**Work to complete**
Show every line of the records below that contains the string "text", matching case exactly, and copy each such line in full.

↓↓↓

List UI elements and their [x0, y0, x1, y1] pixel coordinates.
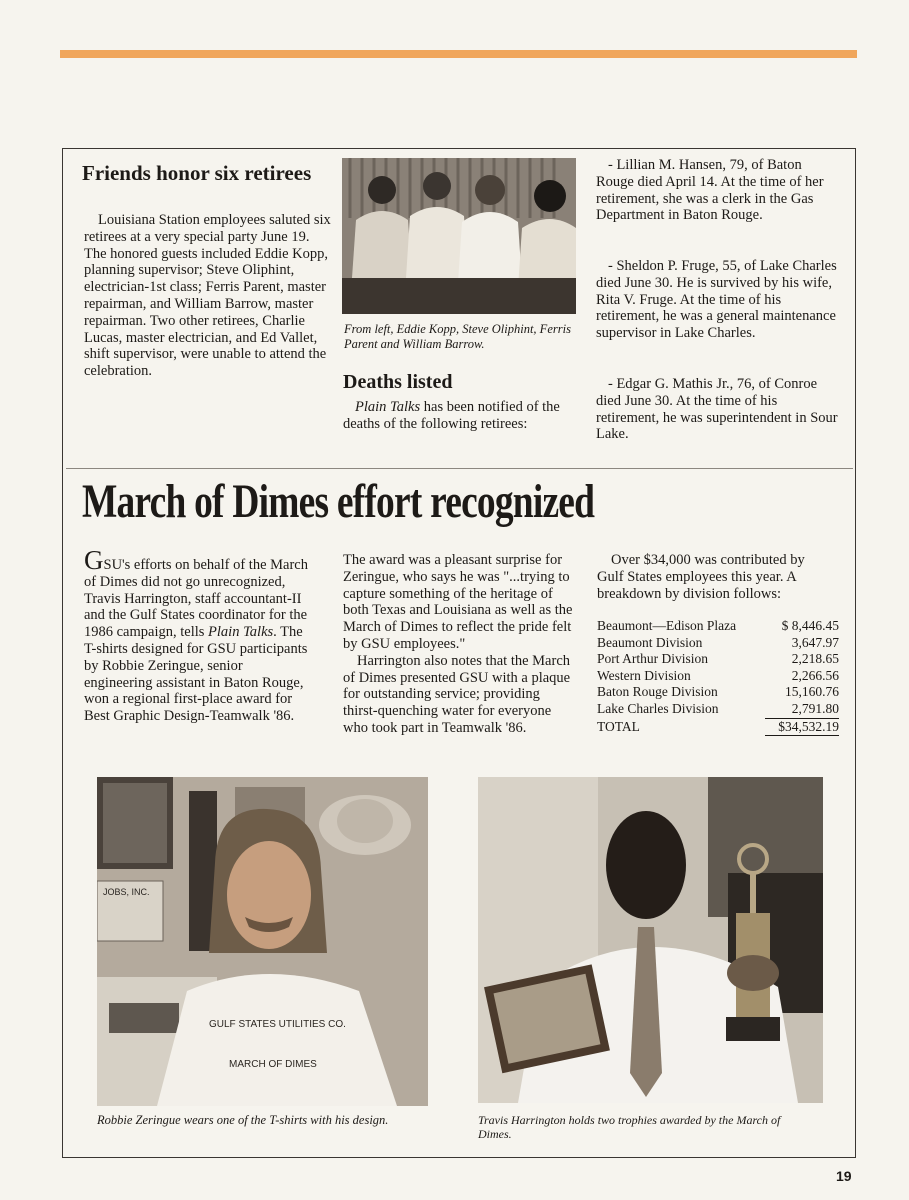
table-row: Port Arthur Division 2,218.65	[597, 651, 839, 667]
obituary-item: - Edgar G. Mathis Jr., 76, of Conroe died June 30. At the time of his retirement, he was superintendent in Sour Lake.	[596, 376, 838, 443]
obituary-item: - Lillian M. Hansen, 79, of Baton Rouge died April 14. At the time of her retirement, she was a clerk in the Gas Department in Baton Rouge.	[596, 157, 824, 224]
zeringue-photo-caption: Robbie Zeringue wears one of the T-shirts with his design.	[97, 1113, 389, 1127]
tshirt-text-line2: MARCH OF DIMES	[229, 1059, 317, 1070]
division-breakdown-table	[597, 618, 839, 736]
section-divider	[66, 468, 853, 469]
table-row: Beaumont Division 3,647.97	[597, 634, 839, 650]
dimes-column-3	[597, 552, 827, 602]
dimes-paragraph: Harrington also notes that the March of Dimes presented GSU with a plaque for outstanding service; providing thirst-quenching water for everyone who took part in Teamwalk '86.	[343, 652, 571, 736]
zeringue-photo	[97, 777, 428, 1106]
retirees-body: Louisiana Station employees saluted six retirees at a very special party June 19. The honored guests included Eddie Kopp, planning supervisor; Steve Oliphint, electrician-1st class; Ferris Parent, master repairman, and William Barrow, master repairman. Two other retirees, Charlie Lucas, master electrician, and Ed Vallet, shift supervisor, were unable to attend the celebration.	[84, 212, 331, 380]
retirees-photo-caption: From left, Eddie Kopp, Steve Oliphint, Ferris Parent and William Barrow.	[344, 322, 571, 351]
obituary-item: - Sheldon P. Fruge, 55, of Lake Charles died June 30. He is survived by his wife, Rita V. Fruge. At the time of his retirement, he was a general maintenance supervisor in Lake Charles.	[596, 258, 837, 342]
table-row: Western Division 2,266.56	[597, 667, 839, 683]
table-row: Baton Rouge Division 15,160.76	[597, 684, 839, 700]
dimes-column-2	[343, 552, 573, 737]
dimes-headline: March of Dimes effort recognized	[82, 475, 595, 528]
deaths-intro: Plain Talks has been notified of the deaths of the following retirees:	[343, 399, 560, 432]
publication-name: Plain Talks	[208, 624, 274, 641]
top-accent-rule	[60, 50, 857, 58]
harrington-photo-caption: Travis Harrington holds two trophies awarded by the March of Dimes.	[478, 1113, 781, 1141]
dimes-paragraph: The award was a pleasant surprise for Zeringue, who says he was "...trying to capture something of the heritage of both Texas and Louisiana as well as the March of Dimes to reflect the pride felt by GSU employees."	[343, 552, 573, 652]
harrington-photo	[478, 777, 823, 1103]
drop-cap: G	[84, 545, 104, 575]
retirees-photo	[342, 158, 576, 314]
total-row: TOTAL $34,532.19	[597, 718, 839, 736]
jobs-sign-text: JOBS, INC.	[103, 887, 150, 897]
publication-name: Plain Talks	[355, 399, 421, 415]
retirees-headline: Friends honor six retirees	[82, 161, 312, 185]
deaths-headline: Deaths listed	[343, 371, 453, 393]
table-row: Beaumont—Edison Plaza $ 8,446.45	[597, 618, 839, 633]
dimes-paragraph: GSU's efforts on behalf of the March of Dimes did not go unrecognized, Travis Harrington, staff accountant-II and the Gulf States coordinator for the 1986 campaign, tells Plain Talks. The T-shirts designed for GSU participants by Robbie Zeringue, senior engineering assistant in Baton Rouge, won a regional first-place award for Best Graphic Design-Teamwalk '86.	[84, 545, 308, 725]
table-row: Lake Charles Division 2,791.80	[597, 700, 839, 717]
dimes-paragraph: Over $34,000 was contributed by Gulf States employees this year. A breakdown by division follows:	[597, 552, 805, 602]
page-number: 19	[836, 1168, 852, 1184]
tshirt-text-line1: GULF STATES UTILITIES CO.	[209, 1019, 346, 1030]
dimes-column-1	[84, 545, 314, 725]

↑↑↑

**Task output**
tshirt-text-line2: MARCH OF DIMES	[229, 1059, 317, 1070]
jobs-sign-text: JOBS, INC.	[103, 887, 150, 897]
tshirt-text-line1: GULF STATES UTILITIES CO.	[209, 1019, 346, 1030]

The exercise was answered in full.